Document passage ::
Among HPV- or liquid-based cytology-negative women at baseline, rates of grade 3 CIN positivity at 48 months appeared significantly higher in the cytology group than the HPV group across all age groups. The RR for HPV vs. cytology was 0.25 (95% CI, 0.13-0.48), and the absolute difference in the incidence rate of grade 3 CIN was –4.03 (95% CI, –5.88 to –2.41) per 1,000.
After the first round of screening, more grade 2 CIN cases also were detected with HPV testing. The RR for grade 2 CIN with HPV vs. cytology was 1.61 (95% CI, 1.24-2.09), with an absolute difference in the incidence rate of 5.84 (95% CI, 2.7-9.07) per 1,000.
By 48 months, significantly fewer grade 2 CIN cases were observed in the HPV group. The incidence rate was 5 (95% CI, 3.8-6.7) per 1,000 patients who underwent HPV screening compared with 10.6 (95% CI, 8.7-12.9) per 1,000 patients who underwent cytology screening (RR = 0.47; 95% CI, 0.34-0.67).
Among HPV- or liquid-based cytology-negative women at baseline, the RR for grade 2 CIN with HPV testing vs. cytology was 0.36 (95% CI,0.24-0.54), for an absolute difference in incidence rate of –6.38 (95% CI, –8.91 to –4.02) per 1,000.
Cumulative incidence curves showed HPV-negative women at baseline had a significantly lower risk for grade 2 and grade 3 CIN at 48 months compared with cytology-negative women.
By the end of trial follow-up at 72 months, incidence of grade 2 and grade 3 CIN was similar across both groups.

[Data entries]

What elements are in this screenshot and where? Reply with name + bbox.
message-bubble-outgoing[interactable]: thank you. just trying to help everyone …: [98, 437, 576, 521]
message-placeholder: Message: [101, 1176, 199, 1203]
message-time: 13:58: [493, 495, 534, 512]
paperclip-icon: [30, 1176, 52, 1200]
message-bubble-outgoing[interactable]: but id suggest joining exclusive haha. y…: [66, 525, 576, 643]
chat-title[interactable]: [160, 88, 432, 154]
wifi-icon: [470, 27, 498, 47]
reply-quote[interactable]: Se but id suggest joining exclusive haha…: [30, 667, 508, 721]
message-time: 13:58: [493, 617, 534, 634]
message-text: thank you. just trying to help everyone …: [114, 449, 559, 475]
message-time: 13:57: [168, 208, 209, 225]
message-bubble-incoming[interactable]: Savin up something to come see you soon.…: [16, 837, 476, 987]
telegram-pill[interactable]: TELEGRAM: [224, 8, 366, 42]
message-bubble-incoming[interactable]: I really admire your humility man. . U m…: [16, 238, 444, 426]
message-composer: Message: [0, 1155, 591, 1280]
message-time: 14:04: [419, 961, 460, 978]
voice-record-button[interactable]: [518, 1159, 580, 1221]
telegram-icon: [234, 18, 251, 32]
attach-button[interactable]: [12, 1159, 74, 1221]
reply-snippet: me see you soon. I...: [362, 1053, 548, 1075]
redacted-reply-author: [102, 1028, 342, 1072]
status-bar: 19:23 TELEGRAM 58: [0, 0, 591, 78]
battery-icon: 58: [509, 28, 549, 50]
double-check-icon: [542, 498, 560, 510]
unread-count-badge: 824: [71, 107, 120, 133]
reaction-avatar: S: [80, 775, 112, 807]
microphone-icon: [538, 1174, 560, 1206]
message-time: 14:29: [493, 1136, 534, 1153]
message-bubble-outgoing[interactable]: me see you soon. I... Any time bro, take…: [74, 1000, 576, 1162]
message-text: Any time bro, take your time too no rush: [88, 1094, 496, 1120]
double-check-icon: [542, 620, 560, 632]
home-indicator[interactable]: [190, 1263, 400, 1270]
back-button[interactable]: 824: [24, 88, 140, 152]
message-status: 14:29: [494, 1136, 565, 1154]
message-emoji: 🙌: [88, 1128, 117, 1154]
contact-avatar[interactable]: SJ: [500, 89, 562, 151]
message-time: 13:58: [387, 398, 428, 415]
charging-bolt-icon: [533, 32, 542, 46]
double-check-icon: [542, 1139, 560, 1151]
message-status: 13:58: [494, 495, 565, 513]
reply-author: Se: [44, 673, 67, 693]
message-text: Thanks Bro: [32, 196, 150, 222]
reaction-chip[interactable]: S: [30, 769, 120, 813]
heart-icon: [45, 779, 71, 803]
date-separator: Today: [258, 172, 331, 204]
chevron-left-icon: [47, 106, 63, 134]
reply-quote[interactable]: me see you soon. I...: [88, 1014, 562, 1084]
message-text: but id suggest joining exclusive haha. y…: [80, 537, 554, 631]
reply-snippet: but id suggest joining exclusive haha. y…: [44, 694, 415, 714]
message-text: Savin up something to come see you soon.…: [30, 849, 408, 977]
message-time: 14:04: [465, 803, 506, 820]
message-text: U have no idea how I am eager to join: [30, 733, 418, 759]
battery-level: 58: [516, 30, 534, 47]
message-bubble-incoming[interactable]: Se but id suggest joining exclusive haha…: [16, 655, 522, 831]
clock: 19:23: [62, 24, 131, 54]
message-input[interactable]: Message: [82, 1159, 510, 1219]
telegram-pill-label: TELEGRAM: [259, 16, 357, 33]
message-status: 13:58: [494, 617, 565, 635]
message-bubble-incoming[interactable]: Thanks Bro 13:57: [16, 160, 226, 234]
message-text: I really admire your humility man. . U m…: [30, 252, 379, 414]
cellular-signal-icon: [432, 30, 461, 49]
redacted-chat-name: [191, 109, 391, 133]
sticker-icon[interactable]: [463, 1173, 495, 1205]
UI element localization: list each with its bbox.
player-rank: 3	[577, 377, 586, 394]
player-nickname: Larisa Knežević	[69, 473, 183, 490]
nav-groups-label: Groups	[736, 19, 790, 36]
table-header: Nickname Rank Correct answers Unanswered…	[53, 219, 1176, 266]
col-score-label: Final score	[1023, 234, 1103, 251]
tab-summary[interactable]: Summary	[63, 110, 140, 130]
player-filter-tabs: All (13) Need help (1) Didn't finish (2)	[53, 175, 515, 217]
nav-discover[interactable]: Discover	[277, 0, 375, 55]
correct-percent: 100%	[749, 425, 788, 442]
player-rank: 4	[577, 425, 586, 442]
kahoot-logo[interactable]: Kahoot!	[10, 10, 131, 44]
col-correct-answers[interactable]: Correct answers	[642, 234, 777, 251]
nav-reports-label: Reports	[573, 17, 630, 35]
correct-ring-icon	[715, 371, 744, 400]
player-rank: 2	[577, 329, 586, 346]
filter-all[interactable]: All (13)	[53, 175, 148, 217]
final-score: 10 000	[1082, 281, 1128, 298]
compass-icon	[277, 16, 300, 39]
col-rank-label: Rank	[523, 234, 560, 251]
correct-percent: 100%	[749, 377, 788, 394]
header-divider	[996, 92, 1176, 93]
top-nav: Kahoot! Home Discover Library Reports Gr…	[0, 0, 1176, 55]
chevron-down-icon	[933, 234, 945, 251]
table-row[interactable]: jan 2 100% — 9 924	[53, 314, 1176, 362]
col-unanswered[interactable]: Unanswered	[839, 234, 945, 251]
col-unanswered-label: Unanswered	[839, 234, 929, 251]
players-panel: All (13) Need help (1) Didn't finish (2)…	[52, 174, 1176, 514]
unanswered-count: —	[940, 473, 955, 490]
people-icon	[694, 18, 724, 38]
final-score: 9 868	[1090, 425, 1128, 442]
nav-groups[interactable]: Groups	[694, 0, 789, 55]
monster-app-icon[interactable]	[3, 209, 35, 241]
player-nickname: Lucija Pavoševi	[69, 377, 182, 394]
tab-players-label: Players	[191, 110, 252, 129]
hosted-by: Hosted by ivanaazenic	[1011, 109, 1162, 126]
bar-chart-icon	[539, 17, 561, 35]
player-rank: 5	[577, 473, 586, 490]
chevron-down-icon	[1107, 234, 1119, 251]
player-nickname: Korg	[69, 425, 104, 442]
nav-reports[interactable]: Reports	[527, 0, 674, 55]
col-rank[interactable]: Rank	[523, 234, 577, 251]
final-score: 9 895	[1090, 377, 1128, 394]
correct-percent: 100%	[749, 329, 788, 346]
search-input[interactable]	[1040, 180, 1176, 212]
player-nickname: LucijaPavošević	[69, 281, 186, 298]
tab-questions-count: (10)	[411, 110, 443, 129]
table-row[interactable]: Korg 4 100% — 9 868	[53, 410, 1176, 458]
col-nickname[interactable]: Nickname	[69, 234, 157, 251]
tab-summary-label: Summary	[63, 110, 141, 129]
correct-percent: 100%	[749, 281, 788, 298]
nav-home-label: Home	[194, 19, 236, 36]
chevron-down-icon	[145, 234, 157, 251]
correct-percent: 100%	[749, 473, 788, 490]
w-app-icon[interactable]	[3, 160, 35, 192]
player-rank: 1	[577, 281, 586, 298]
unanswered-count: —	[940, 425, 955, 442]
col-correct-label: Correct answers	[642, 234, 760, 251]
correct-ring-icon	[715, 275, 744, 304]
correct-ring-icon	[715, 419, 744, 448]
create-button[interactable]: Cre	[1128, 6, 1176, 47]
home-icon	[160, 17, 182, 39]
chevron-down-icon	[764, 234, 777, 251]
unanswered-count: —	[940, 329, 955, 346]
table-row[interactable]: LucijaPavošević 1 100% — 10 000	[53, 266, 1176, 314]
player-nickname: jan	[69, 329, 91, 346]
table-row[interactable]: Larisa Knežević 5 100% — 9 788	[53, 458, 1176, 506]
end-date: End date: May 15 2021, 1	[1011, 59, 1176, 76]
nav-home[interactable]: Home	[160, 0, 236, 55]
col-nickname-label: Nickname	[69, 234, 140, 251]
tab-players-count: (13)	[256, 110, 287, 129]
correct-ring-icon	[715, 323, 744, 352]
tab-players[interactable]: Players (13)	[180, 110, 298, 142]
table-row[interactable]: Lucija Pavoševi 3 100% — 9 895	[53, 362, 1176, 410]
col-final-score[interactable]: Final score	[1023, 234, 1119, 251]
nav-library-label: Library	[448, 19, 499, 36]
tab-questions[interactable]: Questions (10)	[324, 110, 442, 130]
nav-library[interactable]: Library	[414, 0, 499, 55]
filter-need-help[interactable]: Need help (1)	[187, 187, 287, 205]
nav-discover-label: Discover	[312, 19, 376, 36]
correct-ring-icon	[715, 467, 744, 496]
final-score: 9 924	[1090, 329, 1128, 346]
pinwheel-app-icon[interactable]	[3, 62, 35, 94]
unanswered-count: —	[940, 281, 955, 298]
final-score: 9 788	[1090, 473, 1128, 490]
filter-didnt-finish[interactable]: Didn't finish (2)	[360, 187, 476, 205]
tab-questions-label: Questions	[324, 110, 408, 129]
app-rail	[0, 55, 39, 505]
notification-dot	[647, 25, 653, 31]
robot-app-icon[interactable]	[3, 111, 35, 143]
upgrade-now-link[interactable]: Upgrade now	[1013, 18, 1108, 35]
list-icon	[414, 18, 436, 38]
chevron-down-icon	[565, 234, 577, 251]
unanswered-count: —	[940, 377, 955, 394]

Actions to take ::
A: Reproduce the stretch of the passage on HPV and cytology screening from "Cumulative incidence curves" through "across both groups.", word for word.
B: Extend the passage on HPV and cytology screening, picking up right after its final sentence.

Activity answers ::
A:
Cumulative incidence curves showed HPV-negative women at baseline had a significantly lower risk for grade 2 and grade 3 CIN at 48 months compared with cytology-negative women.
By the end of trial follow-up at 72 months, incidence of grade 2 and grade 3 CIN was similar across both groups.

B:
Ogilvie acknowledged the cohort population as a limitation in the study.
“This was done in a Canadian population and the women tended to be more educated,” she said.
Organizations that develop cancer screening guidelines are still grappling with whether to recommend replacing cytology and HPV co-testing with primary HPV testing as the absolute screening strategy for cervical cancer, according to L. Stewart Massad, MD, professor of obstetrics and gynecology at Washington University School of Medicine in St. Louis.
“A draft recommendation on cervical screening from the USPSTF recommended either cytology testing at 3-year intervals or primary HPV testing at 5-year intervals for women 30 to 65 years of age, but the final recommendation statement has not yet been released,” Massad wrote in a related editorial. “Fortunately for women, both modalities are so effective for cancer screening that an adequately powered comparative effectiveness trial is likely impossible.”
Still, the declining prevalence of HPV disease following HPV vaccination will make the sensitivity of co-testing irrelevant, Massad said.
“Until that occurs, clinicians will have to choose between primary HPV testing and co-testing based on modeling and cost-effectiveness studies, against the backdrop of intensive marketing by test manufacturers.” – by Melinda Stevens
For more information:
Gina Suzanne Ogilvie, MD, FCFP, DrPH, BC, can be reached at Women’s Hospital and Health Centre, 4500 Oak St., Room H203G (Box 42), Vancouver, BC V6H 3N1, Canada; email: firstname.lastname@example.org.
Disclosures: Ogilvie reports a coinvestigator role on adjunct studies to the HPV FOCAL trial funded by Hologic Inc and Roche. Please see the study for a list of all other authors’ relevant financial disclosures. Massad reports a consultant role with malpractice attorneys in cases alleging missed cervical cancer; honoraria and travel expenses for educational activities and development of management guidelines; a panel member role that recommended FDA approval for the first HPV-based cervical cancer screening test and developed interim guidance for its application; and a panel member role on the American Cancer Society cervical cancer screening guidelines.